Items from a figure collection
┏━━
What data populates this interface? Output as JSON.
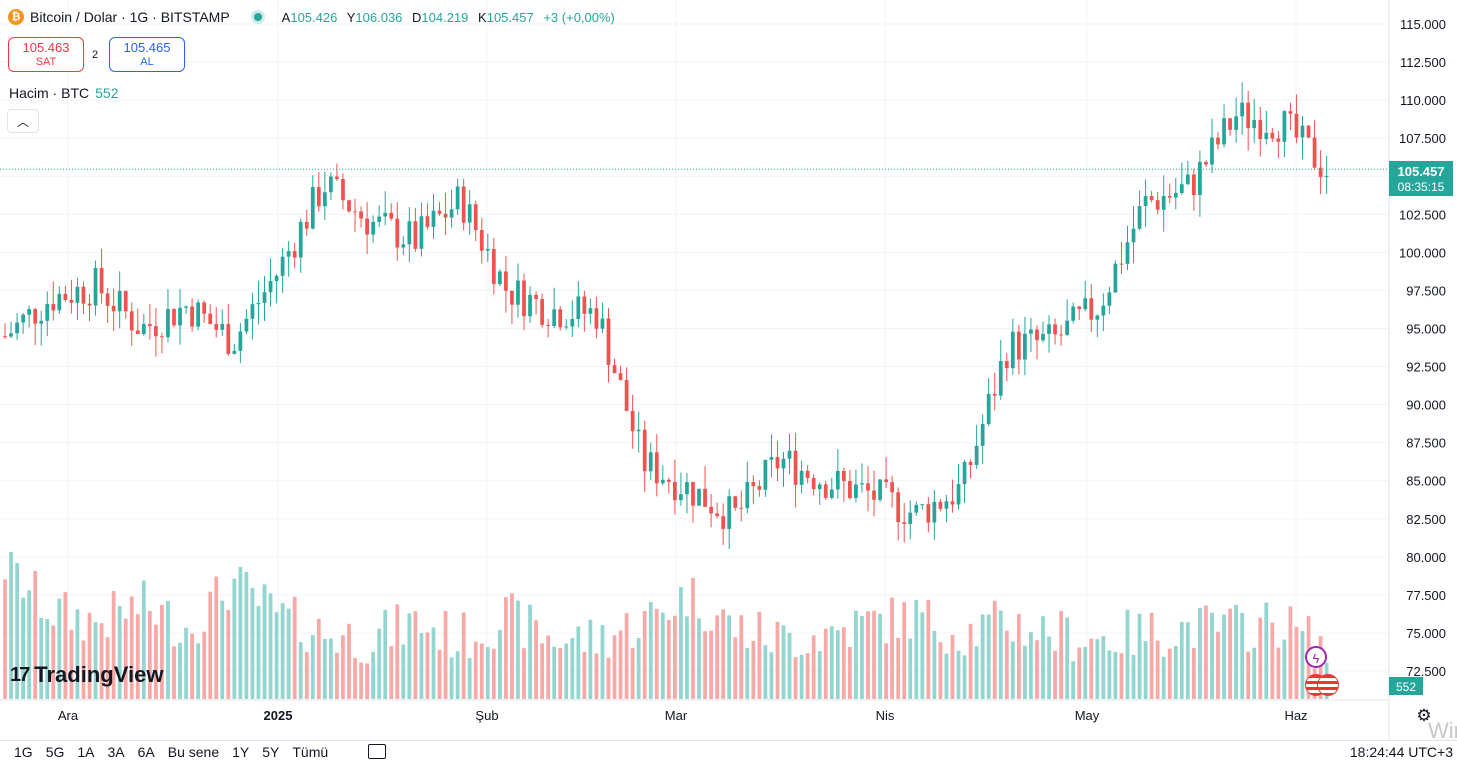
{
  "header": {
    "symbol_title": "Bitcoin / Dolar · 1G · BITSTAMP",
    "coin_icon": "btc-icon",
    "ohlc": [
      {
        "key": "A",
        "value": "105.426"
      },
      {
        "key": "Y",
        "value": "106.036"
      },
      {
        "key": "D",
        "value": "104.219"
      },
      {
        "key": "K",
        "value": "105.457"
      }
    ],
    "change": "+3 (+0,00%)"
  },
  "trade": {
    "sell_price": "105.463",
    "sell_label": "SAT",
    "spread": "2",
    "buy_price": "105.465",
    "buy_label": "AL"
  },
  "volume_label": {
    "name": "Hacim · BTC",
    "value": "552"
  },
  "logo_text": "TradingView",
  "bottom_bar": {
    "ranges": [
      "1G",
      "5G",
      "1A",
      "3A",
      "6A",
      "Bu sene",
      "1Y",
      "5Y",
      "Tümü"
    ],
    "clock": "18:24:44 UTC+3"
  },
  "watermark": "Win",
  "colors": {
    "up": "#26a69a",
    "down": "#ef5350",
    "vol_up": "#93d5cf",
    "vol_down": "#f7a9a7",
    "grid": "#f0f3fa"
  },
  "chart_data": {
    "type": "candlestick",
    "title": "Bitcoin / Dolar · 1G · BITSTAMP",
    "price_axis": {
      "ylim": [
        71000,
        116000
      ],
      "ticks": [
        "115.000",
        "112.500",
        "110.000",
        "107.500",
        "105.000",
        "102.500",
        "100.000",
        "97.500",
        "95.000",
        "92.500",
        "90.000",
        "87.500",
        "85.000",
        "82.500",
        "80.000",
        "77.500",
        "75.000",
        "72.500"
      ]
    },
    "x_axis_labels": [
      "Ara",
      "2025",
      "Şub",
      "Mar",
      "Nis",
      "May",
      "Haz"
    ],
    "last_price": {
      "value": "105.457",
      "countdown": "08:35:15"
    },
    "last_volume": "552",
    "weekly_close": [
      94500,
      97000,
      97800,
      95000,
      96500,
      94200,
      98800,
      104500,
      102000,
      100800,
      103500,
      97600,
      96200,
      96000,
      86200,
      84500,
      82600,
      86400,
      85000,
      84100,
      82800,
      84500,
      93800,
      94200,
      96500,
      103200,
      104300,
      109000,
      108500,
      105400
    ],
    "volume_levels": [
      0.95,
      0.55,
      0.45,
      0.6,
      0.4,
      0.8,
      0.5,
      0.35,
      0.3,
      0.45,
      0.3,
      0.5,
      0.3,
      0.3,
      0.45,
      0.7,
      0.4,
      0.3,
      0.35,
      0.45,
      0.5,
      0.35,
      0.45,
      0.35,
      0.3,
      0.35,
      0.4,
      0.4,
      0.45,
      0.2
    ],
    "legend": "Hacim · BTC"
  }
}
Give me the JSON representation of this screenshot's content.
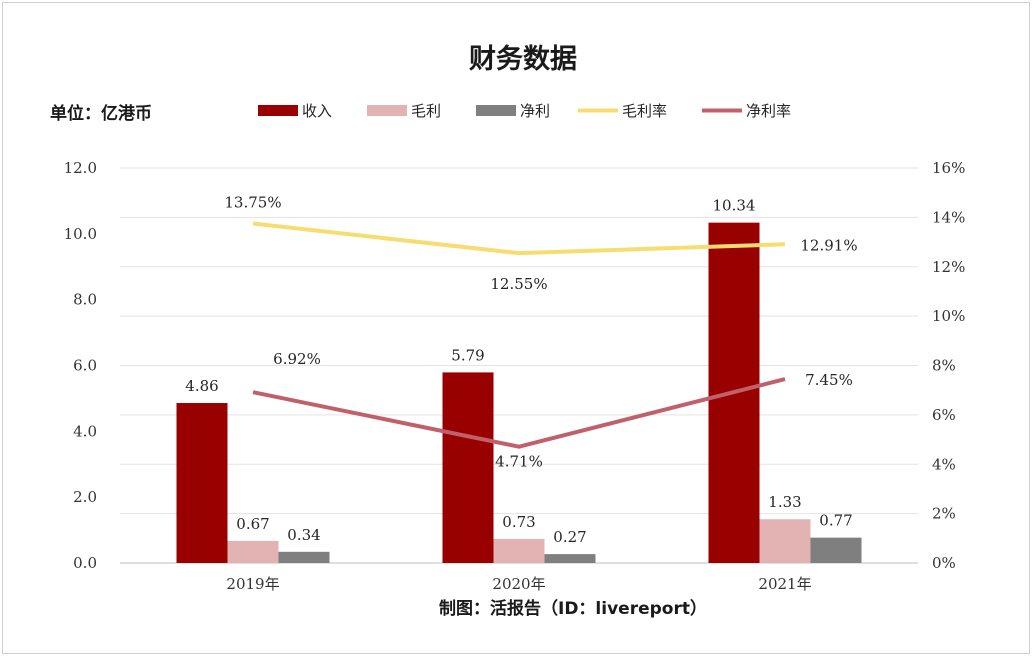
{
  "title": "财务数据",
  "unit_label": "单位：亿港币",
  "footer": "制图：活报告（ID：livereport）",
  "chart_data": {
    "type": "bar",
    "title": "财务数据",
    "categories": [
      "2019年",
      "2020年",
      "2021年"
    ],
    "bar_series": [
      {
        "name": "收入",
        "values": [
          4.86,
          5.79,
          10.34
        ],
        "labels": [
          "4.86",
          "5.79",
          "10.34"
        ],
        "color": "#990000"
      },
      {
        "name": "毛利",
        "values": [
          0.67,
          0.73,
          1.33
        ],
        "labels": [
          "0.67",
          "0.73",
          "1.33"
        ],
        "color": "#e3b3b3"
      },
      {
        "name": "净利",
        "values": [
          0.34,
          0.27,
          0.77
        ],
        "labels": [
          "0.34",
          "0.27",
          "0.77"
        ],
        "color": "#7f7f7f"
      }
    ],
    "line_series": [
      {
        "name": "毛利率",
        "values": [
          13.75,
          12.55,
          12.91
        ],
        "labels": [
          "13.75%",
          "12.55%",
          "12.91%"
        ],
        "color": "#f7dc6f"
      },
      {
        "name": "净利率",
        "values": [
          6.92,
          4.71,
          7.45
        ],
        "labels": [
          "6.92%",
          "4.71%",
          "7.45%"
        ],
        "color": "#c0606a"
      }
    ],
    "y_left": {
      "range": [
        0,
        12
      ],
      "ticks": [
        "0.0",
        "2.0",
        "4.0",
        "6.0",
        "8.0",
        "10.0",
        "12.0"
      ]
    },
    "y_right": {
      "range": [
        0,
        16
      ],
      "ticks": [
        "0%",
        "2%",
        "4%",
        "6%",
        "8%",
        "10%",
        "12%",
        "14%",
        "16%"
      ]
    },
    "grid": true,
    "legend_position": "top"
  }
}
┗━━
**Goal of the exercise:**
All of the material above should be reproduced exactly, except the pictures.

**Exercise result:**
What data populates this interface? Output as JSON.
{
  "header": {
    "symbol_title": "Bitcoin / Dolar · 1G · BITSTAMP",
    "coin_icon": "btc-icon",
    "ohlc": [
      {
        "key": "A",
        "value": "105.426"
      },
      {
        "key": "Y",
        "value": "106.036"
      },
      {
        "key": "D",
        "value": "104.219"
      },
      {
        "key": "K",
        "value": "105.457"
      }
    ],
    "change": "+3 (+0,00%)"
  },
  "trade": {
    "sell_price": "105.463",
    "sell_label": "SAT",
    "spread": "2",
    "buy_price": "105.465",
    "buy_label": "AL"
  },
  "volume_label": {
    "name": "Hacim · BTC",
    "value": "552"
  },
  "logo_text": "TradingView",
  "bottom_bar": {
    "ranges": [
      "1G",
      "5G",
      "1A",
      "3A",
      "6A",
      "Bu sene",
      "1Y",
      "5Y",
      "Tümü"
    ],
    "clock": "18:24:44 UTC+3"
  },
  "watermark": "Win",
  "colors": {
    "up": "#26a69a",
    "down": "#ef5350",
    "vol_up": "#93d5cf",
    "vol_down": "#f7a9a7",
    "grid": "#f0f3fa"
  },
  "chart_data": {
    "type": "candlestick",
    "title": "Bitcoin / Dolar · 1G · BITSTAMP",
    "price_axis": {
      "ylim": [
        71000,
        116000
      ],
      "ticks": [
        "115.000",
        "112.500",
        "110.000",
        "107.500",
        "105.000",
        "102.500",
        "100.000",
        "97.500",
        "95.000",
        "92.500",
        "90.000",
        "87.500",
        "85.000",
        "82.500",
        "80.000",
        "77.500",
        "75.000",
        "72.500"
      ]
    },
    "x_axis_labels": [
      "Ara",
      "2025",
      "Şub",
      "Mar",
      "Nis",
      "May",
      "Haz"
    ],
    "last_price": {
      "value": "105.457",
      "countdown": "08:35:15"
    },
    "last_volume": "552",
    "weekly_close": [
      94500,
      97000,
      97800,
      95000,
      96500,
      94200,
      98800,
      104500,
      102000,
      100800,
      103500,
      97600,
      96200,
      96000,
      86200,
      84500,
      82600,
      86400,
      85000,
      84100,
      82800,
      84500,
      93800,
      94200,
      96500,
      103200,
      104300,
      109000,
      108500,
      105400
    ],
    "volume_levels": [
      0.95,
      0.55,
      0.45,
      0.6,
      0.4,
      0.8,
      0.5,
      0.35,
      0.3,
      0.45,
      0.3,
      0.5,
      0.3,
      0.3,
      0.45,
      0.7,
      0.4,
      0.3,
      0.35,
      0.45,
      0.5,
      0.35,
      0.45,
      0.35,
      0.3,
      0.35,
      0.4,
      0.4,
      0.45,
      0.2
    ],
    "legend": "Hacim · BTC"
  }
}
Give me the JSON representation of this screenshot's content.
{
  "title": "财务数据",
  "unit_label": "单位：亿港币",
  "footer": "制图：活报告（ID：livereport）",
  "chart_data": {
    "type": "bar",
    "title": "财务数据",
    "categories": [
      "2019年",
      "2020年",
      "2021年"
    ],
    "bar_series": [
      {
        "name": "收入",
        "values": [
          4.86,
          5.79,
          10.34
        ],
        "labels": [
          "4.86",
          "5.79",
          "10.34"
        ],
        "color": "#990000"
      },
      {
        "name": "毛利",
        "values": [
          0.67,
          0.73,
          1.33
        ],
        "labels": [
          "0.67",
          "0.73",
          "1.33"
        ],
        "color": "#e3b3b3"
      },
      {
        "name": "净利",
        "values": [
          0.34,
          0.27,
          0.77
        ],
        "labels": [
          "0.34",
          "0.27",
          "0.77"
        ],
        "color": "#7f7f7f"
      }
    ],
    "line_series": [
      {
        "name": "毛利率",
        "values": [
          13.75,
          12.55,
          12.91
        ],
        "labels": [
          "13.75%",
          "12.55%",
          "12.91%"
        ],
        "color": "#f7dc6f"
      },
      {
        "name": "净利率",
        "values": [
          6.92,
          4.71,
          7.45
        ],
        "labels": [
          "6.92%",
          "4.71%",
          "7.45%"
        ],
        "color": "#c0606a"
      }
    ],
    "y_left": {
      "range": [
        0,
        12
      ],
      "ticks": [
        "0.0",
        "2.0",
        "4.0",
        "6.0",
        "8.0",
        "10.0",
        "12.0"
      ]
    },
    "y_right": {
      "range": [
        0,
        16
      ],
      "ticks": [
        "0%",
        "2%",
        "4%",
        "6%",
        "8%",
        "10%",
        "12%",
        "14%",
        "16%"
      ]
    },
    "grid": true,
    "legend_position": "top"
  }
}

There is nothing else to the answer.